> _Task data_:

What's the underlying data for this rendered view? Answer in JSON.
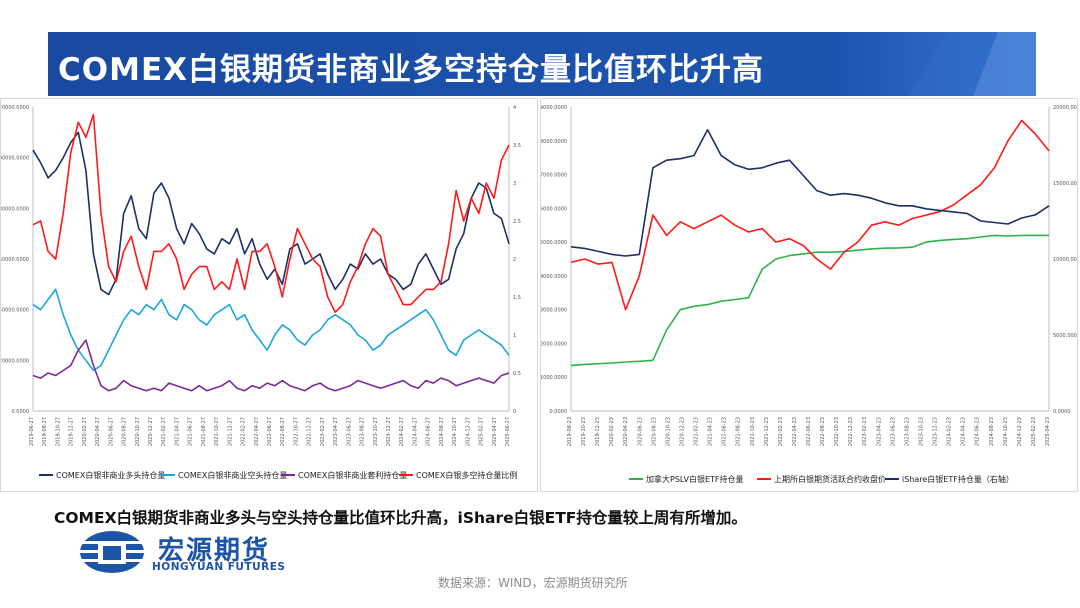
{
  "title": "COMEX白银期货非商业多空持仓量比值环比升高",
  "summary": "COMEX白银期货非商业多头与空头持仓量比值环比升高，iShare白银ETF持仓量较上周有所增加。",
  "source": "数据来源：WIND，宏源期货研究所",
  "logo": {
    "name_cn": "宏源期货",
    "name_en": "HONGYUAN FUTURES"
  },
  "colors": {
    "title_band": "#1c4fa3",
    "navy": "#1f2f66",
    "red": "#ff1a1a",
    "cyan": "#1aa7e0",
    "purple": "#7a2a9a",
    "green": "#2fb34a"
  },
  "chart_data": [
    {
      "type": "line",
      "y_left": {
        "ticks": [
          "0.0000",
          "20000.0000",
          "40000.0000",
          "60000.0000",
          "80000.0000",
          "100000.0000",
          "120000.0000"
        ],
        "range": [
          0,
          120000
        ]
      },
      "y_right": {
        "ticks": [
          "0",
          "0.5",
          "1",
          "1.5",
          "2",
          "2.5",
          "3",
          "3.5",
          "4"
        ],
        "range": [
          0,
          4
        ]
      },
      "x_labels": [
        "2019-06-27",
        "2019-08-27",
        "2019-10-27",
        "2019-12-27",
        "2020-02-27",
        "2020-04-27",
        "2020-06-27",
        "2020-08-27",
        "2020-10-27",
        "2020-12-27",
        "2021-02-27",
        "2021-04-27",
        "2021-06-27",
        "2021-08-27",
        "2021-10-27",
        "2021-12-27",
        "2022-02-27",
        "2022-04-27",
        "2022-06-27",
        "2022-08-27",
        "2022-10-27",
        "2022-12-27",
        "2023-02-27",
        "2023-04-27",
        "2023-06-27",
        "2023-08-27",
        "2023-10-27",
        "2023-12-27",
        "2024-02-27",
        "2024-04-27",
        "2024-06-27",
        "2024-08-27",
        "2024-10-27",
        "2024-12-27",
        "2025-02-27",
        "2025-04-27",
        "2025-06-27"
      ],
      "legend": [
        "COMEX白银非商业多头持仓量",
        "COMEX白银非商业空头持仓量",
        "COMEX白银非商业套利持仓量",
        "COMEX白银多空持仓量比例"
      ],
      "series": [
        {
          "name": "COMEX白银非商业多头持仓量",
          "axis": "left",
          "color": "#1f2f66",
          "values": [
            103000,
            98000,
            92000,
            95000,
            100000,
            106000,
            110000,
            95000,
            62000,
            48000,
            46000,
            52000,
            78000,
            85000,
            72000,
            68000,
            86000,
            90000,
            84000,
            72000,
            66000,
            74000,
            70000,
            64000,
            62000,
            68000,
            66000,
            72000,
            62000,
            68000,
            58000,
            52000,
            56000,
            50000,
            64000,
            66000,
            58000,
            60000,
            62000,
            54000,
            48000,
            52000,
            58000,
            56000,
            62000,
            58000,
            60000,
            54000,
            52000,
            48000,
            50000,
            58000,
            62000,
            56000,
            50000,
            52000,
            64000,
            70000,
            84000,
            90000,
            88000,
            78000,
            76000,
            66000
          ]
        },
        {
          "name": "COMEX白银非商业空头持仓量",
          "axis": "left",
          "color": "#1aa7e0",
          "values": [
            42000,
            40000,
            44000,
            48000,
            38000,
            30000,
            24000,
            20000,
            16000,
            18000,
            24000,
            30000,
            36000,
            40000,
            38000,
            42000,
            40000,
            44000,
            38000,
            36000,
            42000,
            40000,
            36000,
            34000,
            38000,
            40000,
            42000,
            36000,
            38000,
            32000,
            28000,
            24000,
            30000,
            34000,
            32000,
            28000,
            26000,
            30000,
            32000,
            36000,
            38000,
            36000,
            34000,
            30000,
            28000,
            24000,
            26000,
            30000,
            32000,
            34000,
            36000,
            38000,
            40000,
            36000,
            30000,
            24000,
            22000,
            28000,
            30000,
            32000,
            30000,
            28000,
            26000,
            22000
          ]
        },
        {
          "name": "COMEX白银非商业套利持仓量",
          "axis": "left",
          "color": "#7a2a9a",
          "values": [
            14000,
            13000,
            15000,
            14000,
            16000,
            18000,
            24000,
            28000,
            18000,
            10000,
            8000,
            9000,
            12000,
            10000,
            9000,
            8000,
            9000,
            8000,
            11000,
            10000,
            9000,
            8000,
            10000,
            8000,
            9000,
            10000,
            12000,
            9000,
            8000,
            10000,
            9000,
            11000,
            10000,
            12000,
            10000,
            9000,
            8000,
            10000,
            11000,
            9000,
            8000,
            9000,
            10000,
            12000,
            11000,
            10000,
            9000,
            10000,
            11000,
            12000,
            10000,
            9000,
            12000,
            11000,
            13000,
            12000,
            10000,
            11000,
            12000,
            13000,
            12000,
            11000,
            14000,
            15000
          ]
        },
        {
          "name": "COMEX白银多空持仓量比例",
          "axis": "right",
          "color": "#ff1a1a",
          "values": [
            2.45,
            2.5,
            2.1,
            2.0,
            2.6,
            3.4,
            3.8,
            3.6,
            3.9,
            2.6,
            1.9,
            1.7,
            2.1,
            2.3,
            1.9,
            1.6,
            2.1,
            2.1,
            2.2,
            2.0,
            1.6,
            1.8,
            1.9,
            1.9,
            1.6,
            1.7,
            1.6,
            2.0,
            1.6,
            2.1,
            2.1,
            2.2,
            1.9,
            1.5,
            2.0,
            2.4,
            2.2,
            2.0,
            1.9,
            1.5,
            1.3,
            1.4,
            1.7,
            1.9,
            2.2,
            2.4,
            2.3,
            1.8,
            1.6,
            1.4,
            1.4,
            1.5,
            1.6,
            1.6,
            1.7,
            2.2,
            2.9,
            2.5,
            2.8,
            2.6,
            3.0,
            2.8,
            3.3,
            3.5
          ]
        }
      ]
    },
    {
      "type": "line",
      "y_left": {
        "ticks": [
          "0.0000",
          "1000.0000",
          "2000.0000",
          "3000.0000",
          "4000.0000",
          "5000.0000",
          "6000.0000",
          "7000.0000",
          "8000.0000",
          "9000.0000"
        ],
        "range": [
          0,
          9000
        ]
      },
      "y_right": {
        "ticks": [
          "0.0000",
          "5000.0000",
          "10000.0000",
          "15000.0000",
          "20000.0000"
        ],
        "range": [
          0,
          20000
        ]
      },
      "x_labels": [
        "2019-08-23",
        "2019-10-23",
        "2019-12-23",
        "2020-02-23",
        "2020-04-23",
        "2020-06-23",
        "2020-08-23",
        "2020-10-23",
        "2020-12-23",
        "2021-02-23",
        "2021-04-23",
        "2021-06-23",
        "2021-08-23",
        "2021-10-23",
        "2021-12-23",
        "2022-02-23",
        "2022-04-23",
        "2022-06-23",
        "2022-08-23",
        "2022-10-23",
        "2022-12-23",
        "2023-02-23",
        "2023-04-23",
        "2023-06-23",
        "2023-08-23",
        "2023-10-23",
        "2023-12-23",
        "2024-02-23",
        "2024-04-23",
        "2024-06-23",
        "2024-08-23",
        "2024-10-23",
        "2024-12-23",
        "2025-02-23",
        "2025-04-23"
      ],
      "legend": [
        "加拿大PSLV白银ETF持仓量",
        "上期所白银期货活跃合约收盘价",
        "iShare白银ETF持仓量（右轴）"
      ],
      "series": [
        {
          "name": "加拿大PSLV白银ETF持仓量",
          "axis": "left",
          "color": "#2fb34a",
          "values": [
            1350,
            1380,
            1400,
            1420,
            1450,
            1470,
            1500,
            2400,
            3000,
            3100,
            3150,
            3250,
            3300,
            3350,
            4200,
            4500,
            4600,
            4650,
            4700,
            4700,
            4720,
            4760,
            4800,
            4820,
            4830,
            4850,
            5000,
            5050,
            5080,
            5100,
            5150,
            5200,
            5180,
            5200,
            5200,
            5200
          ]
        },
        {
          "name": "上期所白银期货活跃合约收盘价",
          "axis": "left",
          "color": "#ff1a1a",
          "values": [
            4400,
            4500,
            4350,
            4400,
            3000,
            4000,
            5800,
            5200,
            5600,
            5400,
            5600,
            5800,
            5500,
            5300,
            5400,
            5000,
            5100,
            4900,
            4500,
            4200,
            4700,
            5000,
            5500,
            5600,
            5500,
            5700,
            5800,
            5900,
            6100,
            6400,
            6700,
            7200,
            8000,
            8600,
            8200,
            7700
          ]
        },
        {
          "name": "iShare白银ETF持仓量（右轴）",
          "axis": "right",
          "color": "#1f2f66",
          "values": [
            10800,
            10700,
            10500,
            10300,
            10200,
            10300,
            16000,
            16500,
            16600,
            16800,
            18500,
            16800,
            16200,
            15900,
            16000,
            16300,
            16500,
            15500,
            14500,
            14200,
            14300,
            14200,
            14000,
            13700,
            13500,
            13500,
            13300,
            13200,
            13100,
            13000,
            12500,
            12400,
            12300,
            12700,
            12900,
            13500
          ]
        }
      ]
    }
  ]
}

> _Requirement_: What is the number of lines above that hold the string "COMEX白银多空持仓量比例"? Answer with that number alone.

> _Finished task_: 2